Job:
Go through the entries and transcribe each one exactly, dropping the pictures.

--- BEGIN Records shown ---

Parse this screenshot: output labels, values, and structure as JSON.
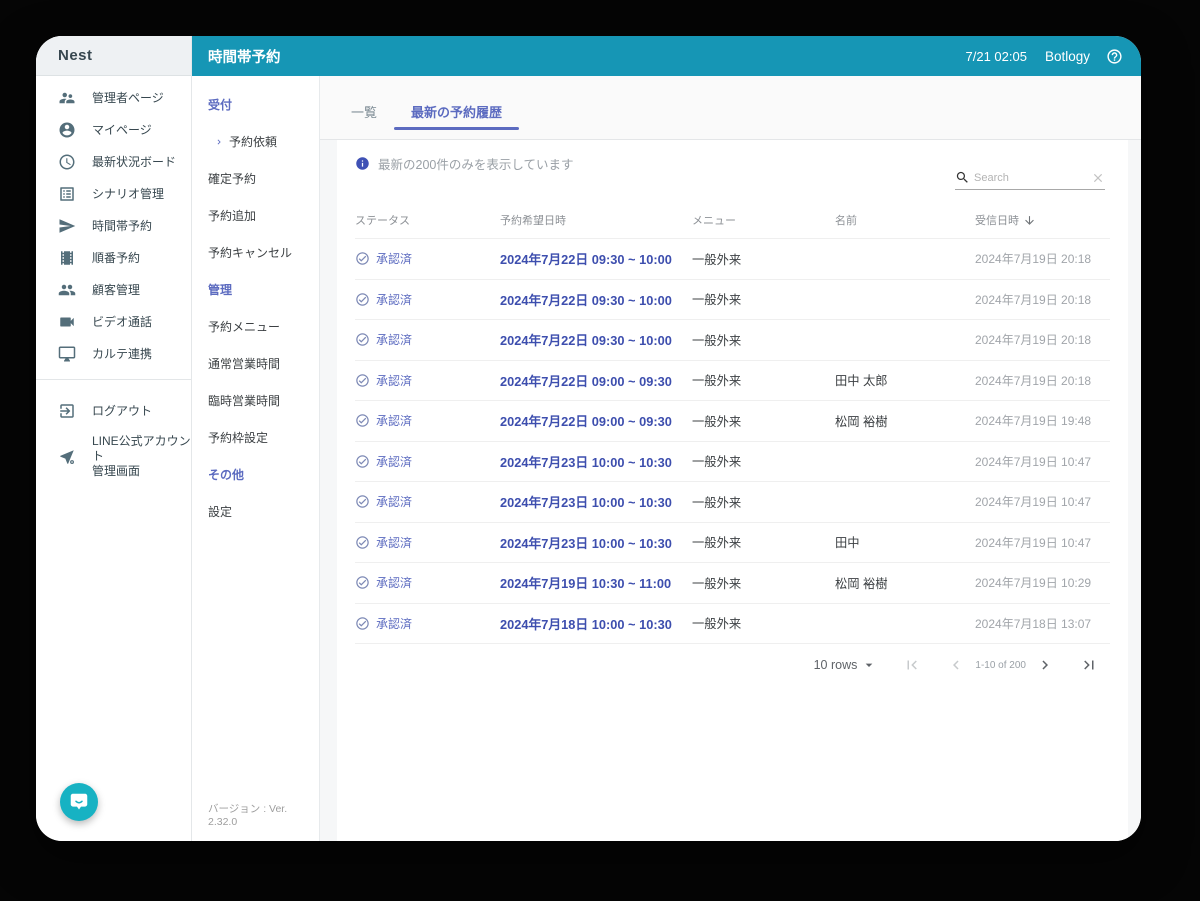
{
  "logo": "Nest",
  "topbar": {
    "title": "時間帯予約",
    "datetime": "7/21 02:05",
    "brand": "Botlogy",
    "help_icon": "help-outline-icon"
  },
  "sidebar": {
    "items": [
      {
        "icon": "supervisor-icon",
        "label": "管理者ページ"
      },
      {
        "icon": "account-circle-icon",
        "label": "マイページ"
      },
      {
        "icon": "clock-icon",
        "label": "最新状況ボード"
      },
      {
        "icon": "list-alt-icon",
        "label": "シナリオ管理"
      },
      {
        "icon": "send-icon",
        "label": "時間帯予約"
      },
      {
        "icon": "theaters-icon",
        "label": "順番予約"
      },
      {
        "icon": "people-icon",
        "label": "顧客管理"
      },
      {
        "icon": "videocam-icon",
        "label": "ビデオ通話"
      },
      {
        "icon": "desktop-icon",
        "label": "カルテ連携"
      }
    ],
    "footer_items": [
      {
        "icon": "logout-icon",
        "label": "ログアウト"
      },
      {
        "icon": "line-admin-icon",
        "label": "LINE公式アカウント\n管理画面"
      }
    ]
  },
  "submenu": {
    "sections": [
      {
        "title": "受付",
        "items": [
          {
            "label": "予約依頼",
            "selected": true
          },
          {
            "label": "確定予約",
            "selected": false
          },
          {
            "label": "予約追加",
            "selected": false
          },
          {
            "label": "予約キャンセル",
            "selected": false
          }
        ]
      },
      {
        "title": "管理",
        "items": [
          {
            "label": "予約メニュー",
            "selected": false
          },
          {
            "label": "通常営業時間",
            "selected": false
          },
          {
            "label": "臨時営業時間",
            "selected": false
          },
          {
            "label": "予約枠設定",
            "selected": false
          }
        ]
      },
      {
        "title": "その他",
        "items": [
          {
            "label": "設定",
            "selected": false
          }
        ]
      }
    ],
    "version": "バージョン : Ver. 2.32.0"
  },
  "tabs": [
    {
      "label": "一覧",
      "active": false
    },
    {
      "label": "最新の予約履歴",
      "active": true
    }
  ],
  "notice": "最新の200件のみを表示しています",
  "search": {
    "placeholder": "Search",
    "icons": [
      "search-icon",
      "clear-icon"
    ]
  },
  "table": {
    "headers": [
      "ステータス",
      "予約希望日時",
      "メニュー",
      "名前",
      "受信日時"
    ],
    "sorted_by": "受信日時",
    "sort_direction": "desc",
    "status_icon": "check-circle-icon",
    "rows": [
      {
        "status": "承認済",
        "datetime": "2024年7月22日 09:30 ~ 10:00",
        "menu": "一般外来",
        "name": "",
        "received": "2024年7月19日 20:18"
      },
      {
        "status": "承認済",
        "datetime": "2024年7月22日 09:30 ~ 10:00",
        "menu": "一般外来",
        "name": "",
        "received": "2024年7月19日 20:18"
      },
      {
        "status": "承認済",
        "datetime": "2024年7月22日 09:30 ~ 10:00",
        "menu": "一般外来",
        "name": "",
        "received": "2024年7月19日 20:18"
      },
      {
        "status": "承認済",
        "datetime": "2024年7月22日 09:00 ~ 09:30",
        "menu": "一般外来",
        "name": "田中 太郎",
        "received": "2024年7月19日 20:18"
      },
      {
        "status": "承認済",
        "datetime": "2024年7月22日 09:00 ~ 09:30",
        "menu": "一般外来",
        "name": "松岡 裕樹",
        "received": "2024年7月19日 19:48"
      },
      {
        "status": "承認済",
        "datetime": "2024年7月23日 10:00 ~ 10:30",
        "menu": "一般外来",
        "name": "",
        "received": "2024年7月19日 10:47"
      },
      {
        "status": "承認済",
        "datetime": "2024年7月23日 10:00 ~ 10:30",
        "menu": "一般外来",
        "name": "",
        "received": "2024年7月19日 10:47"
      },
      {
        "status": "承認済",
        "datetime": "2024年7月23日 10:00 ~ 10:30",
        "menu": "一般外来",
        "name": "田中",
        "received": "2024年7月19日 10:47"
      },
      {
        "status": "承認済",
        "datetime": "2024年7月19日 10:30 ~ 11:00",
        "menu": "一般外来",
        "name": "松岡 裕樹",
        "received": "2024年7月19日 10:29"
      },
      {
        "status": "承認済",
        "datetime": "2024年7月18日 10:00 ~ 10:30",
        "menu": "一般外来",
        "name": "",
        "received": "2024年7月18日 13:07"
      }
    ]
  },
  "pagination": {
    "rows_label": "10 rows",
    "range": "1-10 of 200"
  },
  "colors": {
    "topbar_teal": "#1696b5",
    "accent_indigo": "#5c6bc0",
    "datetime_indigo": "#3d4eae",
    "fab_teal": "#17b2c3"
  }
}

--- END Records shown ---

Expected answer:
Parse this screenshot: output labels, values, and structure as JSON.
{
  "logo": "Nest",
  "topbar": {
    "title": "時間帯予約",
    "datetime": "7/21 02:05",
    "brand": "Botlogy",
    "help_icon": "help-outline-icon"
  },
  "sidebar": {
    "items": [
      {
        "icon": "supervisor-icon",
        "label": "管理者ページ"
      },
      {
        "icon": "account-circle-icon",
        "label": "マイページ"
      },
      {
        "icon": "clock-icon",
        "label": "最新状況ボード"
      },
      {
        "icon": "list-alt-icon",
        "label": "シナリオ管理"
      },
      {
        "icon": "send-icon",
        "label": "時間帯予約"
      },
      {
        "icon": "theaters-icon",
        "label": "順番予約"
      },
      {
        "icon": "people-icon",
        "label": "顧客管理"
      },
      {
        "icon": "videocam-icon",
        "label": "ビデオ通話"
      },
      {
        "icon": "desktop-icon",
        "label": "カルテ連携"
      }
    ],
    "footer_items": [
      {
        "icon": "logout-icon",
        "label": "ログアウト"
      },
      {
        "icon": "line-admin-icon",
        "label": "LINE公式アカウント\n管理画面"
      }
    ]
  },
  "submenu": {
    "sections": [
      {
        "title": "受付",
        "items": [
          {
            "label": "予約依頼",
            "selected": true
          },
          {
            "label": "確定予約",
            "selected": false
          },
          {
            "label": "予約追加",
            "selected": false
          },
          {
            "label": "予約キャンセル",
            "selected": false
          }
        ]
      },
      {
        "title": "管理",
        "items": [
          {
            "label": "予約メニュー",
            "selected": false
          },
          {
            "label": "通常営業時間",
            "selected": false
          },
          {
            "label": "臨時営業時間",
            "selected": false
          },
          {
            "label": "予約枠設定",
            "selected": false
          }
        ]
      },
      {
        "title": "その他",
        "items": [
          {
            "label": "設定",
            "selected": false
          }
        ]
      }
    ],
    "version": "バージョン : Ver. 2.32.0"
  },
  "tabs": [
    {
      "label": "一覧",
      "active": false
    },
    {
      "label": "最新の予約履歴",
      "active": true
    }
  ],
  "notice": "最新の200件のみを表示しています",
  "search": {
    "placeholder": "Search",
    "icons": [
      "search-icon",
      "clear-icon"
    ]
  },
  "table": {
    "headers": [
      "ステータス",
      "予約希望日時",
      "メニュー",
      "名前",
      "受信日時"
    ],
    "sorted_by": "受信日時",
    "sort_direction": "desc",
    "status_icon": "check-circle-icon",
    "rows": [
      {
        "status": "承認済",
        "datetime": "2024年7月22日 09:30 ~ 10:00",
        "menu": "一般外来",
        "name": "",
        "received": "2024年7月19日 20:18"
      },
      {
        "status": "承認済",
        "datetime": "2024年7月22日 09:30 ~ 10:00",
        "menu": "一般外来",
        "name": "",
        "received": "2024年7月19日 20:18"
      },
      {
        "status": "承認済",
        "datetime": "2024年7月22日 09:30 ~ 10:00",
        "menu": "一般外来",
        "name": "",
        "received": "2024年7月19日 20:18"
      },
      {
        "status": "承認済",
        "datetime": "2024年7月22日 09:00 ~ 09:30",
        "menu": "一般外来",
        "name": "田中 太郎",
        "received": "2024年7月19日 20:18"
      },
      {
        "status": "承認済",
        "datetime": "2024年7月22日 09:00 ~ 09:30",
        "menu": "一般外来",
        "name": "松岡 裕樹",
        "received": "2024年7月19日 19:48"
      },
      {
        "status": "承認済",
        "datetime": "2024年7月23日 10:00 ~ 10:30",
        "menu": "一般外来",
        "name": "",
        "received": "2024年7月19日 10:47"
      },
      {
        "status": "承認済",
        "datetime": "2024年7月23日 10:00 ~ 10:30",
        "menu": "一般外来",
        "name": "",
        "received": "2024年7月19日 10:47"
      },
      {
        "status": "承認済",
        "datetime": "2024年7月23日 10:00 ~ 10:30",
        "menu": "一般外来",
        "name": "田中",
        "received": "2024年7月19日 10:47"
      },
      {
        "status": "承認済",
        "datetime": "2024年7月19日 10:30 ~ 11:00",
        "menu": "一般外来",
        "name": "松岡 裕樹",
        "received": "2024年7月19日 10:29"
      },
      {
        "status": "承認済",
        "datetime": "2024年7月18日 10:00 ~ 10:30",
        "menu": "一般外来",
        "name": "",
        "received": "2024年7月18日 13:07"
      }
    ]
  },
  "pagination": {
    "rows_label": "10 rows",
    "range": "1-10 of 200"
  },
  "colors": {
    "topbar_teal": "#1696b5",
    "accent_indigo": "#5c6bc0",
    "datetime_indigo": "#3d4eae",
    "fab_teal": "#17b2c3"
  }
}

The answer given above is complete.